### WORK REQUIRED
Copy out each line that mentions the word "accelerated".

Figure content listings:
--------------------------------
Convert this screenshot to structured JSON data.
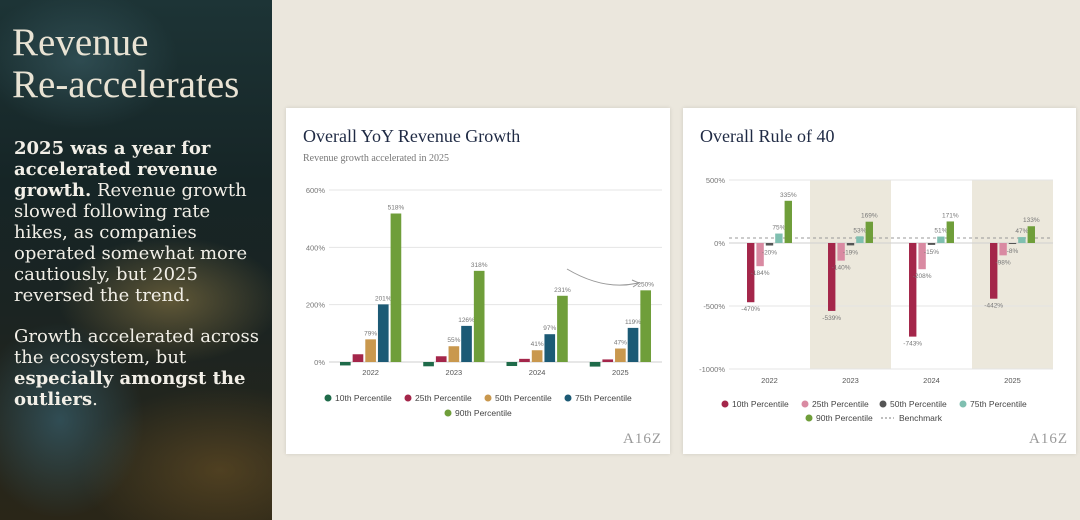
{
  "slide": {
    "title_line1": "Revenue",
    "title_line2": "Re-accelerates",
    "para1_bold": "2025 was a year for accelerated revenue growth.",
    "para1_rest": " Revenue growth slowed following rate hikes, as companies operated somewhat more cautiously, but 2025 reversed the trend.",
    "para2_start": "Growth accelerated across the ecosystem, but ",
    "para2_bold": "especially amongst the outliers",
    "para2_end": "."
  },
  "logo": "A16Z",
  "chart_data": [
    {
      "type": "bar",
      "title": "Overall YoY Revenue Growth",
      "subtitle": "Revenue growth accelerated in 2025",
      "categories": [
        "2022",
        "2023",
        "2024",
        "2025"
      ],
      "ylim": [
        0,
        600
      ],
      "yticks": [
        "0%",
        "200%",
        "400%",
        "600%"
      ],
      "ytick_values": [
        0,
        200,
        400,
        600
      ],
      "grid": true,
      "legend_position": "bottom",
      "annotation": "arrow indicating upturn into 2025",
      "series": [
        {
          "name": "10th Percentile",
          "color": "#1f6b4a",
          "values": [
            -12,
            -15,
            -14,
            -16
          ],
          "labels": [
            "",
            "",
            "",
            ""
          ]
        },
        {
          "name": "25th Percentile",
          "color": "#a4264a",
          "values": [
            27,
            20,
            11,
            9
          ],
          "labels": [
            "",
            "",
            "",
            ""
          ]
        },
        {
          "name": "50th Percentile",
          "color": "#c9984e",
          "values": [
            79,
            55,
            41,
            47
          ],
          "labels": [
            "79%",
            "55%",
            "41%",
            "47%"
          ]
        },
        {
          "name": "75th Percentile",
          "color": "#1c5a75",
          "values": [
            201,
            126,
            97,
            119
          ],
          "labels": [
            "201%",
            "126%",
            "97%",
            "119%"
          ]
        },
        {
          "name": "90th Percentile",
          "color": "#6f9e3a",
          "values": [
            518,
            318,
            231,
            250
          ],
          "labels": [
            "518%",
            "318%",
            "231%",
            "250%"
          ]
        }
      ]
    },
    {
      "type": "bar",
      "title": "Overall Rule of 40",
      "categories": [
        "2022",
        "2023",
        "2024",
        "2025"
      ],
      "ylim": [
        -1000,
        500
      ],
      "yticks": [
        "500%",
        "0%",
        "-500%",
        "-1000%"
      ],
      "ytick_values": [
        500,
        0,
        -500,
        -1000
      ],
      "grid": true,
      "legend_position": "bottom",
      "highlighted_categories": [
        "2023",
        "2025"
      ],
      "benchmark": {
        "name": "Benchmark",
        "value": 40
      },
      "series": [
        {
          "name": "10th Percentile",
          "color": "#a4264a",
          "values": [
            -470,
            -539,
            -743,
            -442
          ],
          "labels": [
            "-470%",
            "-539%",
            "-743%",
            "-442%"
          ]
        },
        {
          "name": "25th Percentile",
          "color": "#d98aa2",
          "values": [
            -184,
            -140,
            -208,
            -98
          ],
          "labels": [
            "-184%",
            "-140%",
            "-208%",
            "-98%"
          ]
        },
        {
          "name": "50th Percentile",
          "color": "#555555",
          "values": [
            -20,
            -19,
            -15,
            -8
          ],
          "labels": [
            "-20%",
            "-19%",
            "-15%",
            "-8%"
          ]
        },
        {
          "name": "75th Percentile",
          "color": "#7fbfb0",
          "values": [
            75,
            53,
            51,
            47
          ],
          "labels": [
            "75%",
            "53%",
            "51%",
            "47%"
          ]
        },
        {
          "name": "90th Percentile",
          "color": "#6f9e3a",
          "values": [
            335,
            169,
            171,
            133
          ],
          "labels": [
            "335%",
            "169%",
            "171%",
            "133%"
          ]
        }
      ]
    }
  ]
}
--------------------------------
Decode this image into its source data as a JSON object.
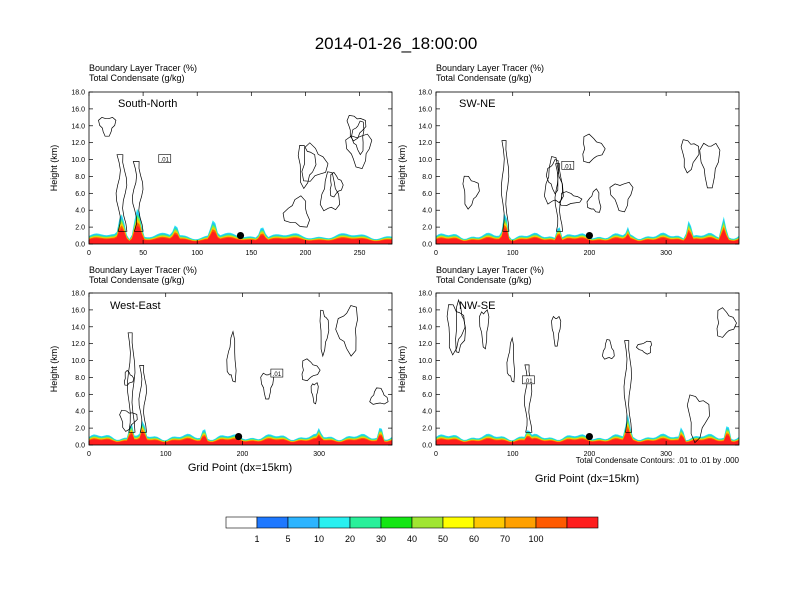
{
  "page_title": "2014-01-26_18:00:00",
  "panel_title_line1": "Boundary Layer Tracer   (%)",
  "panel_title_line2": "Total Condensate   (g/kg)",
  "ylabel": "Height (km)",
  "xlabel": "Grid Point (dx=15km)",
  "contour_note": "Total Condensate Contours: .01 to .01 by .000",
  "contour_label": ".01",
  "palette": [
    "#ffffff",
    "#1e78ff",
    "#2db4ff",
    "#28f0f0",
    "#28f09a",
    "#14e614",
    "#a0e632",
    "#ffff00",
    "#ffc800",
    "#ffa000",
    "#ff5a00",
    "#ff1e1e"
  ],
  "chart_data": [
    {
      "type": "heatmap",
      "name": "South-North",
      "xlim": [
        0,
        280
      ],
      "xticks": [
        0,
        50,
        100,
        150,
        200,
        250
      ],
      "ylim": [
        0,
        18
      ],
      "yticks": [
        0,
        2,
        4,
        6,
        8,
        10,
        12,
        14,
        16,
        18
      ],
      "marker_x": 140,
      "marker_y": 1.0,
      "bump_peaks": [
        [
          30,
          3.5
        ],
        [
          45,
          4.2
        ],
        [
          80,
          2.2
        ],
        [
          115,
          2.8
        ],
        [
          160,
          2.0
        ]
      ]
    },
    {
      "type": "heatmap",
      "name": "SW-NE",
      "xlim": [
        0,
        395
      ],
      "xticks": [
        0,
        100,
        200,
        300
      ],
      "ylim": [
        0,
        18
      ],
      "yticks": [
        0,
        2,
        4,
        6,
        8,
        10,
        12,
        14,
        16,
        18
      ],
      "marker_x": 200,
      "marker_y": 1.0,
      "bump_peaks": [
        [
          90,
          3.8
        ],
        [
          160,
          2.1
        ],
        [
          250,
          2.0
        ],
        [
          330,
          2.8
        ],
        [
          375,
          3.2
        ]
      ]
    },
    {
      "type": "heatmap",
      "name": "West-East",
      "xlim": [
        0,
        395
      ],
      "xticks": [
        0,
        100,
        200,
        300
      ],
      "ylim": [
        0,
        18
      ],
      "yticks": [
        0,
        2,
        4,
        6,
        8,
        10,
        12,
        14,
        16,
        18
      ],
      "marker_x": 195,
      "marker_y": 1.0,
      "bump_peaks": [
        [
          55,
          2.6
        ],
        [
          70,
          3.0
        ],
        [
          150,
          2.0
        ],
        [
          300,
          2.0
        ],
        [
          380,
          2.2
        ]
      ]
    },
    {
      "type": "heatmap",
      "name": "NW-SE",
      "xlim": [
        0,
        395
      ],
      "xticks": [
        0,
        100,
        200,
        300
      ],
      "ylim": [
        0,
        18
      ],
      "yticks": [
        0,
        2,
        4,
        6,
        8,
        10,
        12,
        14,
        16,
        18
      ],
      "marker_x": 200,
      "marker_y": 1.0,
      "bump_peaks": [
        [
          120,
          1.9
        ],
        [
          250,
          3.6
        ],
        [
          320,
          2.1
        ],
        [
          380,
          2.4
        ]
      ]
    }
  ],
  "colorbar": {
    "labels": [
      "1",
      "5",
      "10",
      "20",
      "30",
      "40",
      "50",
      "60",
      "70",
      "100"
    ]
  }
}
--------------------------------
### WRITTEN ANSWER
    "para1_bold": "2025 was a year for accelerated revenue growth.",
    "para2_start": "Growth accelerated across the ecosystem, but ",
      "subtitle": "Revenue growth accelerated in 2025",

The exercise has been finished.